(Data entries)
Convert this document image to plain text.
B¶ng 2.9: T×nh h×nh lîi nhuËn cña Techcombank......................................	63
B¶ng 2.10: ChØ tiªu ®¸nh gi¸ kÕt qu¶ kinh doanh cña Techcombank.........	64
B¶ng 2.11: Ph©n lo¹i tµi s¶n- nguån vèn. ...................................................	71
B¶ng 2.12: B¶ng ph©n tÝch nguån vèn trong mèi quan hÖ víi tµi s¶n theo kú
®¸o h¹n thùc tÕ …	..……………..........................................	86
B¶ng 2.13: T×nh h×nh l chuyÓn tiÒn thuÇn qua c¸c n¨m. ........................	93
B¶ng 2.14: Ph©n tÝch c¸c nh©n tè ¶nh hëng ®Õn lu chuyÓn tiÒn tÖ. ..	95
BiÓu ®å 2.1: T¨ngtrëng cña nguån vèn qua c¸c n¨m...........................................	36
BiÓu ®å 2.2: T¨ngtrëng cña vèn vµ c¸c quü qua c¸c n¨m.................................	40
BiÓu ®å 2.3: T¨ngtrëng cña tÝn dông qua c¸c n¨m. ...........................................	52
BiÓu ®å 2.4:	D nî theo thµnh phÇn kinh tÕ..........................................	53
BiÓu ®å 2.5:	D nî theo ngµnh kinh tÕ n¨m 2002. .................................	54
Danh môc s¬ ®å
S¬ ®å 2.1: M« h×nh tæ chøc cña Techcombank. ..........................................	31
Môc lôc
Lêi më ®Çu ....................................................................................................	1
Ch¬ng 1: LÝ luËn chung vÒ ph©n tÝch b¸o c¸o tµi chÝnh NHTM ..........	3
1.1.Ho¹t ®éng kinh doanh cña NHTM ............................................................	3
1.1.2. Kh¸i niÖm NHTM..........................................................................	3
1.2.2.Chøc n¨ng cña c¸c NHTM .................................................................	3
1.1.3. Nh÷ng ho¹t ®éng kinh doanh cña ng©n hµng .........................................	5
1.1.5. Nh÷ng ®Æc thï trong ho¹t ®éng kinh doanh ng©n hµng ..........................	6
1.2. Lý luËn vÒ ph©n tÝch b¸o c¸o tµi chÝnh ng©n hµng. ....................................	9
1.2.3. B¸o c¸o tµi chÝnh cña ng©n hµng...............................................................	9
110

What to do
Word for word, write out the data.

Reply
Convert this document image to plain text.
B¶ng 2.9: T×nh h×nh lîi nhuËn cña Techcombank......................................	63
B¶ng 2.10: ChØ tiªu ®¸nh gi¸ kÕt qu¶ kinh doanh cña Techcombank.........	64
B¶ng 2.11: Ph©n lo¹i tµi s¶n- nguån vèn. ...................................................	71
B¶ng 2.12: B¶ng ph©n tÝch nguån vèn trong mèi quan hÖ víi tµi s¶n theo kú
®¸o h¹n thùc tÕ …	..……………..........................................	86
B¶ng 2.13: T×nh h×nh l chuyÓn tiÒn thuÇn qua c¸c n¨m. ........................	93
B¶ng 2.14: Ph©n tÝch c¸c nh©n tè ¶nh hëng ®Õn lu chuyÓn tiÒn tÖ. ..	95
BiÓu ®å 2.1: T¨ngtrëng cña nguån vèn qua c¸c n¨m...........................................	36
BiÓu ®å 2.2: T¨ngtrëng cña vèn vµ c¸c quü qua c¸c n¨m.................................	40
BiÓu ®å 2.3: T¨ngtrëng cña tÝn dông qua c¸c n¨m. ...........................................	52
BiÓu ®å 2.4:	D nî theo thµnh phÇn kinh tÕ..........................................	53
BiÓu ®å 2.5:	D nî theo ngµnh kinh tÕ n¨m 2002. .................................	54
Danh môc s¬ ®å
S¬ ®å 2.1: M« h×nh tæ chøc cña Techcombank. ..........................................	31
Môc lôc
Lêi më ®Çu ....................................................................................................	1
Ch¬ng 1: LÝ luËn chung vÒ ph©n tÝch b¸o c¸o tµi chÝnh NHTM ..........	3
1.1.Ho¹t ®éng kinh doanh cña NHTM ............................................................	3
1.1.2. Kh¸i niÖm NHTM..........................................................................	3
1.2.2.Chøc n¨ng cña c¸c NHTM .................................................................	3
1.1.3. Nh÷ng ho¹t ®éng kinh doanh cña ng©n hµng .........................................	5
1.1.5. Nh÷ng ®Æc thï trong ho¹t ®éng kinh doanh ng©n hµng ..........................	6
1.2. Lý luËn vÒ ph©n tÝch b¸o c¸o tµi chÝnh ng©n hµng. ....................................	9
1.2.3. B¸o c¸o tµi chÝnh cña ng©n hµng...............................................................	9
110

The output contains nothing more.